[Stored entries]
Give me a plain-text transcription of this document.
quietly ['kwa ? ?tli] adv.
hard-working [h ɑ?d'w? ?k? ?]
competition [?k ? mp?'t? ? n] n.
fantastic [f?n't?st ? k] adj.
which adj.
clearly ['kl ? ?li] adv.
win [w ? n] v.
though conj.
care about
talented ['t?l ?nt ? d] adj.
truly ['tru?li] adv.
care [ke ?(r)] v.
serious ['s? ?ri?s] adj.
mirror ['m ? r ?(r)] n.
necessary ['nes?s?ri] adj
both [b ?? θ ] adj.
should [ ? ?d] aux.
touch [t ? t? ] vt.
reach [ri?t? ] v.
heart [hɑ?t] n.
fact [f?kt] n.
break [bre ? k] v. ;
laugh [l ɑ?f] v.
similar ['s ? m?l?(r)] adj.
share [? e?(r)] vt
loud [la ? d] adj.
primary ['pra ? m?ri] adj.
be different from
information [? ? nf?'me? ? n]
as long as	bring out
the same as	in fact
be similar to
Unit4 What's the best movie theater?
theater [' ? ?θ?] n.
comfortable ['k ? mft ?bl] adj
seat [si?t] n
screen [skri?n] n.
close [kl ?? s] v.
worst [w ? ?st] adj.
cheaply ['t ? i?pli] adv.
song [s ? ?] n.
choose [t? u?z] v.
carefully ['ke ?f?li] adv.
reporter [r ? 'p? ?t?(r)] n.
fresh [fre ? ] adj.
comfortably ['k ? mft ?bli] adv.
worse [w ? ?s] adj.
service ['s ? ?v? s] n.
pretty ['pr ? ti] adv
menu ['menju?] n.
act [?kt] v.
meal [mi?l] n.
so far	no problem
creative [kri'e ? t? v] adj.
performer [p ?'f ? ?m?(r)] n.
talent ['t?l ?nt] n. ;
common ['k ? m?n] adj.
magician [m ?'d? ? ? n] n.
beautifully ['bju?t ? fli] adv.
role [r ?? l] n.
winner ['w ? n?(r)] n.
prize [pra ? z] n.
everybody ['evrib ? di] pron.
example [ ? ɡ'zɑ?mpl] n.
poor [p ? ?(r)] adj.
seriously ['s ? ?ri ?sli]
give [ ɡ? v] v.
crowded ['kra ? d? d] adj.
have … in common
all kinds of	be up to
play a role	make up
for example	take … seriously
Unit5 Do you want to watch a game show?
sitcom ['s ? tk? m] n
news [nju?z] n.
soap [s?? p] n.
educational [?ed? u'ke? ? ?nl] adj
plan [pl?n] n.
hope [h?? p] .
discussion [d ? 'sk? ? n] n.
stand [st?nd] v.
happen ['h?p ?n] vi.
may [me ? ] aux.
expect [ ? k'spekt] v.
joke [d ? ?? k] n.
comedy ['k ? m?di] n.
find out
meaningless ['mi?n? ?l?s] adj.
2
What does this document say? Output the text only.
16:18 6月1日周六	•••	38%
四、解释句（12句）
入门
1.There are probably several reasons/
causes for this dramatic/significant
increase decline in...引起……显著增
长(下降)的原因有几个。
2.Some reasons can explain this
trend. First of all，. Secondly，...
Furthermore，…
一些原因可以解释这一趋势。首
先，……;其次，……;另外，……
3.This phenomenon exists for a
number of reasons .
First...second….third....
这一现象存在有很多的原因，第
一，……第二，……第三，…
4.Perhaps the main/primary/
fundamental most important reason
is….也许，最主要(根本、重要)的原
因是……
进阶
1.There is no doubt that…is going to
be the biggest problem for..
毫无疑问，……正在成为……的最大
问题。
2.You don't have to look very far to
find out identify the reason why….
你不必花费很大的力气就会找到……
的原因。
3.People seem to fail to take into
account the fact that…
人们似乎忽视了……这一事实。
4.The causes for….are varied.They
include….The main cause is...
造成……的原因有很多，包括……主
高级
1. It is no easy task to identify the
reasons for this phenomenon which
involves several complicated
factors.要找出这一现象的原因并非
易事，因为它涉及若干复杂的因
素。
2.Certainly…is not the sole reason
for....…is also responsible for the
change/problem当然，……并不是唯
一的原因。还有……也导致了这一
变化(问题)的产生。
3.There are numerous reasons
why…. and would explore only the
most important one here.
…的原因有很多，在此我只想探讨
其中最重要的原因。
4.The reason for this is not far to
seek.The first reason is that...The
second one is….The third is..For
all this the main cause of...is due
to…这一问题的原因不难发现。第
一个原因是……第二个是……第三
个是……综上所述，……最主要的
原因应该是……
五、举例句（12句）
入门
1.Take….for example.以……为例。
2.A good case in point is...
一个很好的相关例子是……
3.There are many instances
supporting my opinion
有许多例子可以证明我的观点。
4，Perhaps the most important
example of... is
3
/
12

> AIM OF THE TASK:
Your task is to output all of the data above word for word.

> SOLUTION FOR THIS EXERCISE:
Give me a plain-text transcription of this document.
quietly ['kwa ? ?tli] adv.
hard-working [h ɑ?d'w? ?k? ?]
competition [?k ? mp?'t? ? n] n.
fantastic [f?n't?st ? k] adj.
which adj.
clearly ['kl ? ?li] adv.
win [w ? n] v.
though conj.
care about
talented ['t?l ?nt ? d] adj.
truly ['tru?li] adv.
care [ke ?(r)] v.
serious ['s? ?ri?s] adj.
mirror ['m ? r ?(r)] n.
necessary ['nes?s?ri] adj
both [b ?? θ ] adj.
should [ ? ?d] aux.
touch [t ? t? ] vt.
reach [ri?t? ] v.
heart [hɑ?t] n.
fact [f?kt] n.
break [bre ? k] v. ;
laugh [l ɑ?f] v.
similar ['s ? m?l?(r)] adj.
share [? e?(r)] vt
loud [la ? d] adj.
primary ['pra ? m?ri] adj.
be different from
information [? ? nf?'me? ? n]
as long as	bring out
the same as	in fact
be similar to
Unit4 What's the best movie theater?
theater [' ? ?θ?] n.
comfortable ['k ? mft ?bl] adj
seat [si?t] n
screen [skri?n] n.
close [kl ?? s] v.
worst [w ? ?st] adj.
cheaply ['t ? i?pli] adv.
song [s ? ?] n.
choose [t? u?z] v.
carefully ['ke ?f?li] adv.
reporter [r ? 'p? ?t?(r)] n.
fresh [fre ? ] adj.
comfortably ['k ? mft ?bli] adv.
worse [w ? ?s] adj.
service ['s ? ?v? s] n.
pretty ['pr ? ti] adv
menu ['menju?] n.
act [?kt] v.
meal [mi?l] n.
so far	no problem
creative [kri'e ? t? v] adj.
performer [p ?'f ? ?m?(r)] n.
talent ['t?l ?nt] n. ;
common ['k ? m?n] adj.
magician [m ?'d? ? ? n] n.
beautifully ['bju?t ? fli] adv.
role [r ?? l] n.
winner ['w ? n?(r)] n.
prize [pra ? z] n.
everybody ['evrib ? di] pron.
example [ ? ɡ'zɑ?mpl] n.
poor [p ? ?(r)] adj.
seriously ['s ? ?ri ?sli]
give [ ɡ? v] v.
crowded ['kra ? d? d] adj.
have … in common
all kinds of	be up to
play a role	make up
for example	take … seriously
Unit5 Do you want to watch a game show?
sitcom ['s ? tk? m] n
news [nju?z] n.
soap [s?? p] n.
educational [?ed? u'ke? ? ?nl] adj
plan [pl?n] n.
hope [h?? p] .
discussion [d ? 'sk? ? n] n.
stand [st?nd] v.
happen ['h?p ?n] vi.
may [me ? ] aux.
expect [ ? k'spekt] v.
joke [d ? ?? k] n.
comedy ['k ? m?di] n.
find out
meaningless ['mi?n? ?l?s] adj.
2
What does this document say? Output the text only.
16:18 6月1日周六	•••	38%
四、解释句（12句）
入门
1.There are probably several reasons/
causes for this dramatic/significant
increase decline in...引起……显著增
长(下降)的原因有几个。
2.Some reasons can explain this
trend. First of all，. Secondly，...
Furthermore，…
一些原因可以解释这一趋势。首
先，……;其次，……;另外，……
3.This phenomenon exists for a
number of reasons .
First...second….third....
这一现象存在有很多的原因，第
一，……第二，……第三，…
4.Perhaps the main/primary/
fundamental most important reason
is….也许，最主要(根本、重要)的原
因是……
进阶
1.There is no doubt that…is going to
be the biggest problem for..
毫无疑问，……正在成为……的最大
问题。
2.You don't have to look very far to
find out identify the reason why….
你不必花费很大的力气就会找到……
的原因。
3.People seem to fail to take into
account the fact that…
人们似乎忽视了……这一事实。
4.The causes for….are varied.They
include….The main cause is...
造成……的原因有很多，包括……主
高级
1. It is no easy task to identify the
reasons for this phenomenon which
involves several complicated
factors.要找出这一现象的原因并非
易事，因为它涉及若干复杂的因
素。
2.Certainly…is not the sole reason
for....…is also responsible for the
change/problem当然，……并不是唯
一的原因。还有……也导致了这一
变化(问题)的产生。
3.There are numerous reasons
why…. and would explore only the
most important one here.
…的原因有很多，在此我只想探讨
其中最重要的原因。
4.The reason for this is not far to
seek.The first reason is that...The
second one is….The third is..For
all this the main cause of...is due
to…这一问题的原因不难发现。第
一个原因是……第二个是……第三
个是……综上所述，……最主要的
原因应该是……
五、举例句（12句）
入门
1.Take….for example.以……为例。
2.A good case in point is...
一个很好的相关例子是……
3.There are many instances
supporting my opinion
有许多例子可以证明我的观点。
4，Perhaps the most important
example of... is
3
/
12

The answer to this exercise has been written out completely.